▸ DATASET ROWS:
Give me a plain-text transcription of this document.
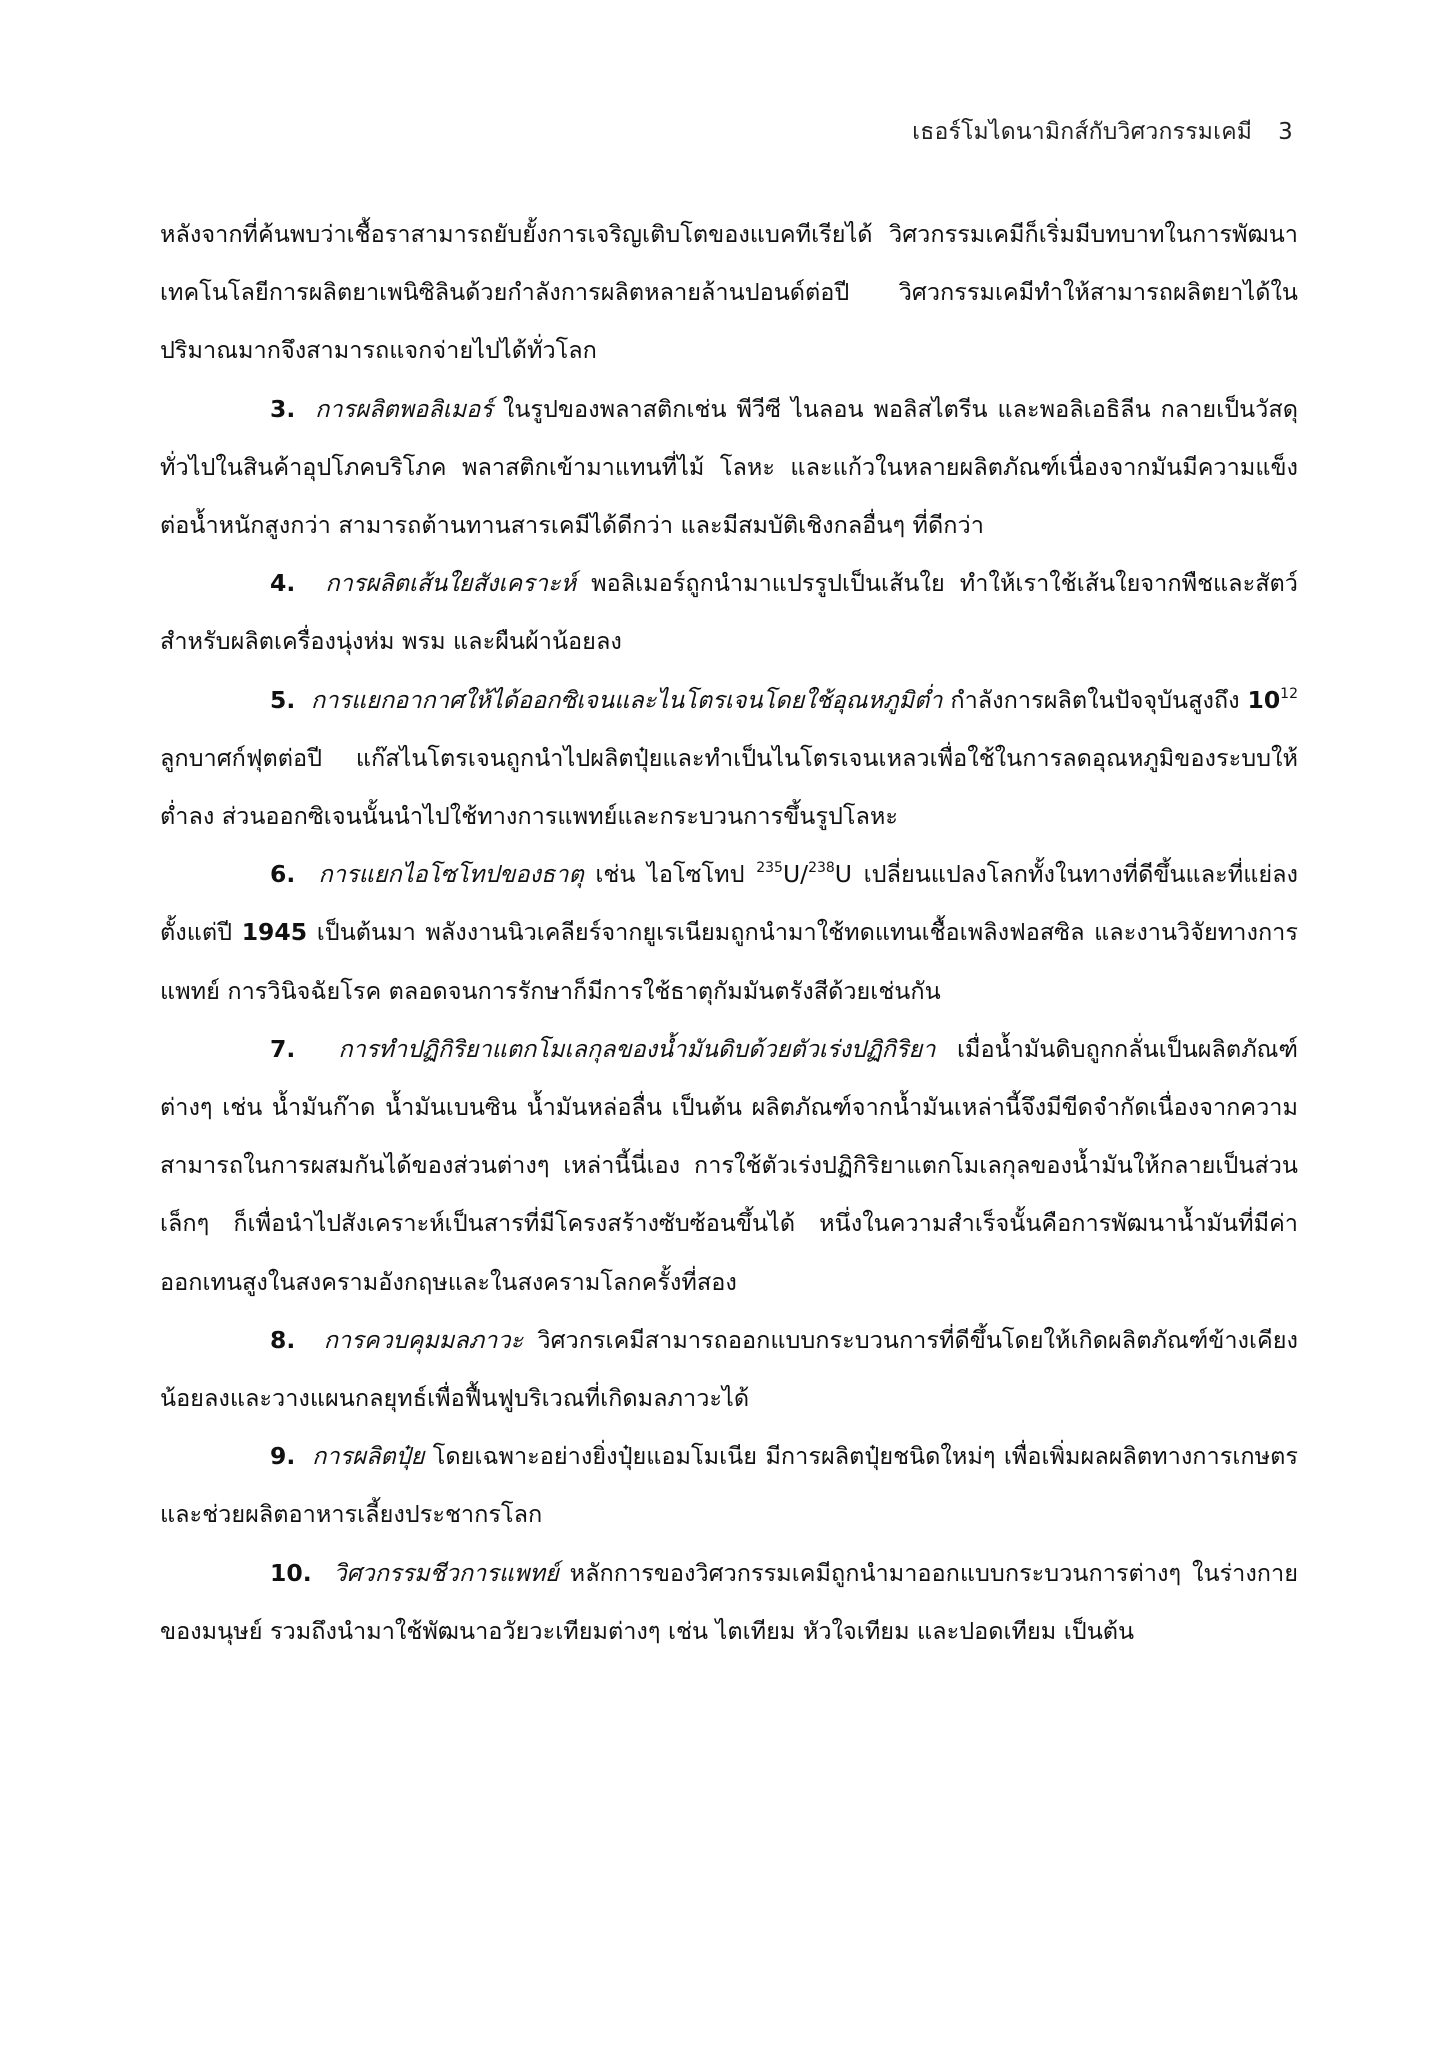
เธอร์โมไดนามิกส์กับวิศวกรรมเคมี 3

หลังจากที่ค้นพบว่าเชื้อราสามารถยับยั้งการเจริญเติบโตของแบคทีเรียได้ วิศวกรรมเคมีก็เริ่มมีบทบาทในการพัฒนาเทคโนโลยีการผลิตยาเพนิซิลินด้วยกำลังการผลิตหลายล้านปอนด์ต่อปี วิศวกรรมเคมีทำให้สามารถผลิตยาได้ในปริมาณมากจึงสามารถแจกจ่ายไปได้ทั่วโลก

3. การผลิตพอลิเมอร์ ในรูปของพลาสติกเช่น พีวีซี ไนลอน พอลิสไตรีน และพอลิเอธิลีน กลายเป็นวัสดุทั่วไปในสินค้าอุปโภคบริโภค พลาสติกเข้ามาแทนที่ไม้ โลหะ และแก้วในหลายผลิตภัณฑ์เนื่องจากมันมีความแข็งต่อน้ำหนักสูงกว่า สามารถต้านทานสารเคมีได้ดีกว่า และมีสมบัติเชิงกลอื่นๆ ที่ดีกว่า

4. การผลิตเส้นใยสังเคราะห์ พอลิเมอร์ถูกนำมาแปรรูปเป็นเส้นใย ทำให้เราใช้เส้นใยจากพืชและสัตว์สำหรับผลิตเครื่องนุ่งห่ม พรม และผืนผ้าน้อยลง

5. การแยกอากาศให้ได้ออกซิเจนและไนโตรเจนโดยใช้อุณหภูมิต่ำ กำลังการผลิตในปัจจุบันสูงถึง $10^{12}$ ลูกบาศก์ฟุตต่อปี แก๊สไนโตรเจนถูกนำไปผลิตปุ๋ยและทำเป็นไนโตรเจนเหลวเพื่อใช้ในการลดอุณหภูมิของระบบให้ต่ำลง ส่วนออกซิเจนนั้นนำไปใช้ทางการแพทย์และกระบวนการขึ้นรูปโลหะ

6. การแยกไอโซโทปของธาตุ เช่น ไอโซโทป $^{235}$U/$^{238}$U เปลี่ยนแปลงโลกทั้งในทางที่ดีขึ้นและที่แย่ลงตั้งแต่ปี 1945 เป็นต้นมา พลังงานนิวเคลียร์จากยูเรเนียมถูกนำมาใช้ทดแทนเชื้อเพลิงฟอสซิล และงานวิจัยทางการแพทย์ การวินิจฉัยโรค ตลอดจนการรักษาก็มีการใช้ธาตุกัมมันตรังสีด้วยเช่นกัน

7. การทำปฏิกิริยาแตกโมเลกุลของน้ำมันดิบด้วยตัวเร่งปฏิกิริยา เมื่อน้ำมันดิบถูกกลั่นเป็นผลิตภัณฑ์ต่างๆ เช่น น้ำมันก๊าด น้ำมันเบนซิน น้ำมันหล่อลื่น เป็นต้น ผลิตภัณฑ์จากน้ำมันเหล่านี้จึงมีขีดจำกัดเนื่องจากความสามารถในการผสมกันได้ของส่วนต่างๆ เหล่านี้นี่เอง การใช้ตัวเร่งปฏิกิริยาแตกโมเลกุลของน้ำมันให้กลายเป็นส่วนเล็กๆ ก็เพื่อนำไปสังเคราะห์เป็นสารที่มีโครงสร้างซับซ้อนขึ้นได้ หนึ่งในความสำเร็จนั้นคือการพัฒนาน้ำมันที่มีค่าออกเทนสูงในสงครามอังกฤษและในสงครามโลกครั้งที่สอง

8. การควบคุมมลภาวะ วิศวกรเคมีสามารถออกแบบกระบวนการที่ดีขึ้นโดยให้เกิดผลิตภัณฑ์ข้างเคียงน้อยลงและวางแผนกลยุทธ์เพื่อฟื้นฟูบริเวณที่เกิดมลภาวะได้

9. การผลิตปุ๋ย โดยเฉพาะอย่างยิ่งปุ๋ยแอมโมเนีย มีการผลิตปุ๋ยชนิดใหม่ๆ เพื่อเพิ่มผลผลิตทางการเกษตรและช่วยผลิตอาหารเลี้ยงประชากรโลก

10. วิศวกรรมชีวการแพทย์ หลักการของวิศวกรรมเคมีถูกนำมาออกแบบกระบวนการต่างๆ ในร่างกายของมนุษย์ รวมถึงนำมาใช้พัฒนาอวัยวะเทียมต่างๆ เช่น ไตเทียม หัวใจเทียม และปอดเทียม เป็นต้น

▸ STATED PROBLEM: Extract all the entries word for word; omit any pictures.

▸ WRITTEN SOLUTION:
Give me a plain-text transcription of this document.
เธอร์โมไดนามิกส์กับวิศวกรรมเคมี 3

หลังจากที่ค้นพบว่าเชื้อราสามารถยับยั้งการเจริญเติบโตของแบคทีเรียได้ วิศวกรรมเคมีก็เริ่มมีบทบาทในการพัฒนาเทคโนโลยีการผลิตยาเพนิซิลินด้วยกำลังการผลิตหลายล้านปอนด์ต่อปี วิศวกรรมเคมีทำให้สามารถผลิตยาได้ในปริมาณมากจึงสามารถแจกจ่ายไปได้ทั่วโลก

3. การผลิตพอลิเมอร์ ในรูปของพลาสติกเช่น พีวีซี ไนลอน พอลิสไตรีน และพอลิเอธิลีน กลายเป็นวัสดุทั่วไปในสินค้าอุปโภคบริโภค พลาสติกเข้ามาแทนที่ไม้ โลหะ และแก้วในหลายผลิตภัณฑ์เนื่องจากมันมีความแข็งต่อน้ำหนักสูงกว่า สามารถต้านทานสารเคมีได้ดีกว่า และมีสมบัติเชิงกลอื่นๆ ที่ดีกว่า

4. การผลิตเส้นใยสังเคราะห์ พอลิเมอร์ถูกนำมาแปรรูปเป็นเส้นใย ทำให้เราใช้เส้นใยจากพืชและสัตว์สำหรับผลิตเครื่องนุ่งห่ม พรม และผืนผ้าน้อยลง

5. การแยกอากาศให้ได้ออกซิเจนและไนโตรเจนโดยใช้อุณหภูมิต่ำ กำลังการผลิตในปัจจุบันสูงถึง $10^{12}$ ลูกบาศก์ฟุตต่อปี แก๊สไนโตรเจนถูกนำไปผลิตปุ๋ยและทำเป็นไนโตรเจนเหลวเพื่อใช้ในการลดอุณหภูมิของระบบให้ต่ำลง ส่วนออกซิเจนนั้นนำไปใช้ทางการแพทย์และกระบวนการขึ้นรูปโลหะ

6. การแยกไอโซโทปของธาตุ เช่น ไอโซโทป $^{235}$U/$^{238}$U เปลี่ยนแปลงโลกทั้งในทางที่ดีขึ้นและที่แย่ลงตั้งแต่ปี 1945 เป็นต้นมา พลังงานนิวเคลียร์จากยูเรเนียมถูกนำมาใช้ทดแทนเชื้อเพลิงฟอสซิล และงานวิจัยทางการแพทย์ การวินิจฉัยโรค ตลอดจนการรักษาก็มีการใช้ธาตุกัมมันตรังสีด้วยเช่นกัน

7. การทำปฏิกิริยาแตกโมเลกุลของน้ำมันดิบด้วยตัวเร่งปฏิกิริยา เมื่อน้ำมันดิบถูกกลั่นเป็นผลิตภัณฑ์ต่างๆ เช่น น้ำมันก๊าด น้ำมันเบนซิน น้ำมันหล่อลื่น เป็นต้น ผลิตภัณฑ์จากน้ำมันเหล่านี้จึงมีขีดจำกัดเนื่องจากความสามารถในการผสมกันได้ของส่วนต่างๆ เหล่านี้นี่เอง การใช้ตัวเร่งปฏิกิริยาแตกโมเลกุลของน้ำมันให้กลายเป็นส่วนเล็กๆ ก็เพื่อนำไปสังเคราะห์เป็นสารที่มีโครงสร้างซับซ้อนขึ้นได้ หนึ่งในความสำเร็จนั้นคือการพัฒนาน้ำมันที่มีค่าออกเทนสูงในสงครามอังกฤษและในสงครามโลกครั้งที่สอง

8. การควบคุมมลภาวะ วิศวกรเคมีสามารถออกแบบกระบวนการที่ดีขึ้นโดยให้เกิดผลิตภัณฑ์ข้างเคียงน้อยลงและวางแผนกลยุทธ์เพื่อฟื้นฟูบริเวณที่เกิดมลภาวะได้

9. การผลิตปุ๋ย โดยเฉพาะอย่างยิ่งปุ๋ยแอมโมเนีย มีการผลิตปุ๋ยชนิดใหม่ๆ เพื่อเพิ่มผลผลิตทางการเกษตรและช่วยผลิตอาหารเลี้ยงประชากรโลก

10. วิศวกรรมชีวการแพทย์ หลักการของวิศวกรรมเคมีถูกนำมาออกแบบกระบวนการต่างๆ ในร่างกายของมนุษย์ รวมถึงนำมาใช้พัฒนาอวัยวะเทียมต่างๆ เช่น ไตเทียม หัวใจเทียม และปอดเทียม เป็นต้น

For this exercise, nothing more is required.